Write the entries out again exactly as they stand, but without the pictures.
## START Record set
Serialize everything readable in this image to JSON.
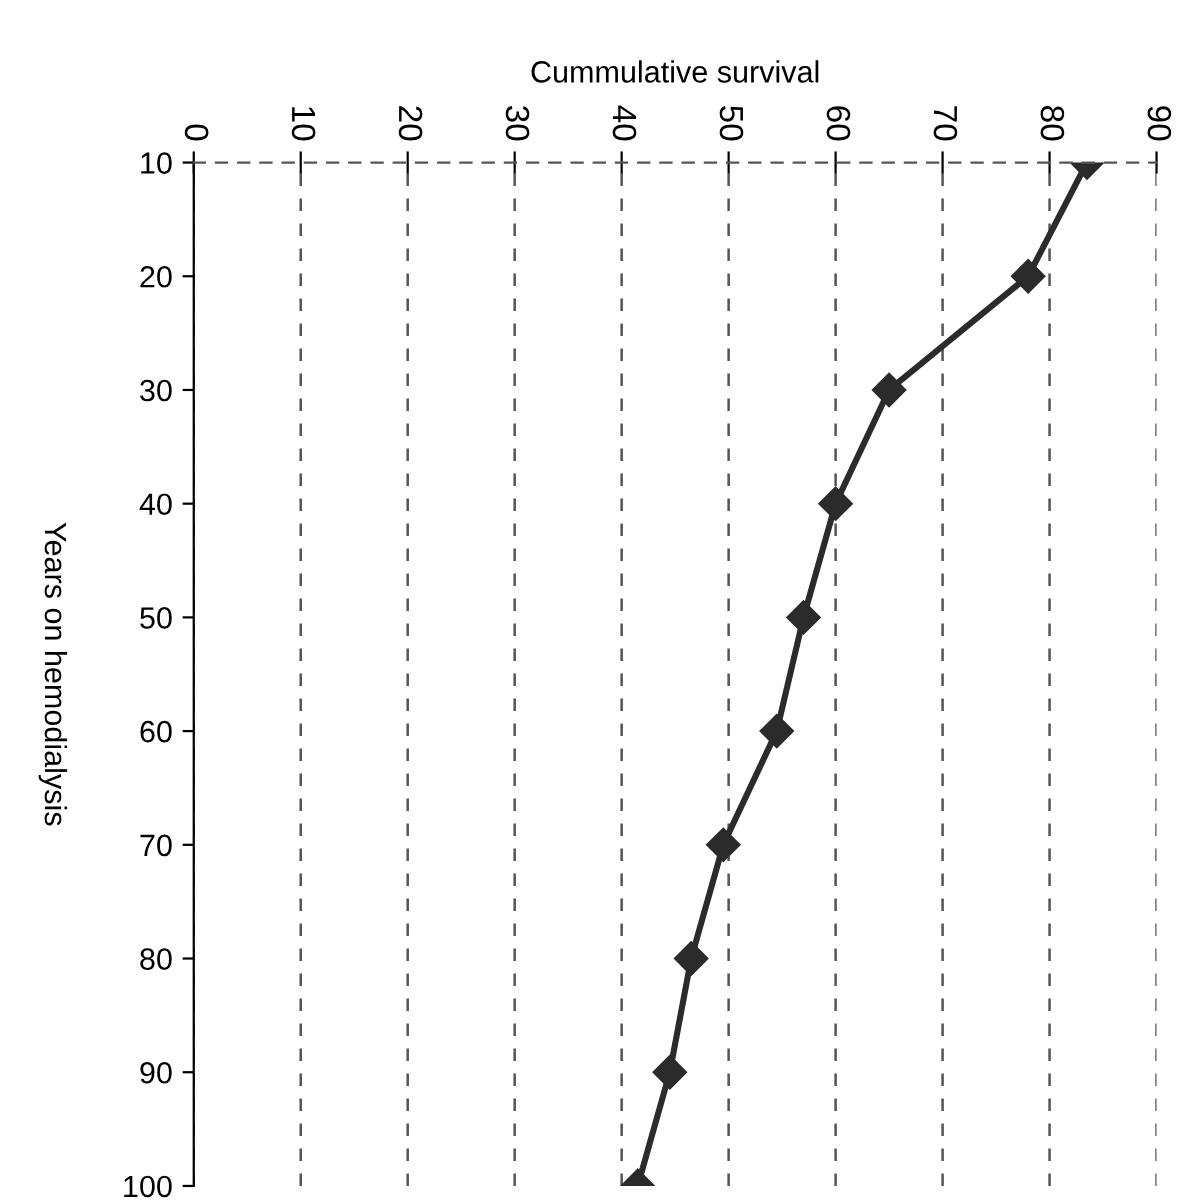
{
  "chart_data": {
    "type": "line",
    "orientation": "horizontal",
    "xlabel": "Cummulative survival",
    "ylabel": "Years on hemodialysis",
    "categories": [
      "10",
      "20",
      "30",
      "40",
      "50",
      "60",
      "70",
      "80",
      "90",
      "100"
    ],
    "series": [
      {
        "color": "#2b2b2b",
        "values": [
          83.5,
          78,
          65,
          60,
          57,
          54.5,
          49.5,
          46.5,
          44.5,
          41.5
        ]
      }
    ],
    "xlim": [
      0,
      90
    ],
    "xticks": [
      0,
      10,
      20,
      30,
      40,
      50,
      60,
      70,
      80,
      90
    ],
    "grid": "x",
    "marker": "diamond",
    "line_style": "solid"
  }
}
## END Record set
(Result):
Serialize everything readable in this image to JSON.
{
  "chart_data": {
    "type": "line",
    "orientation": "horizontal",
    "xlabel": "Cummulative survival",
    "ylabel": "Years on hemodialysis",
    "categories": [
      "10",
      "20",
      "30",
      "40",
      "50",
      "60",
      "70",
      "80",
      "90",
      "100"
    ],
    "series": [
      {
        "color": "#2b2b2b",
        "values": [
          83.5,
          78,
          65,
          60,
          57,
          54.5,
          49.5,
          46.5,
          44.5,
          41.5
        ]
      }
    ],
    "xlim": [
      0,
      90
    ],
    "xticks": [
      0,
      10,
      20,
      30,
      40,
      50,
      60,
      70,
      80,
      90
    ],
    "grid": "x",
    "marker": "diamond",
    "line_style": "solid"
  }
}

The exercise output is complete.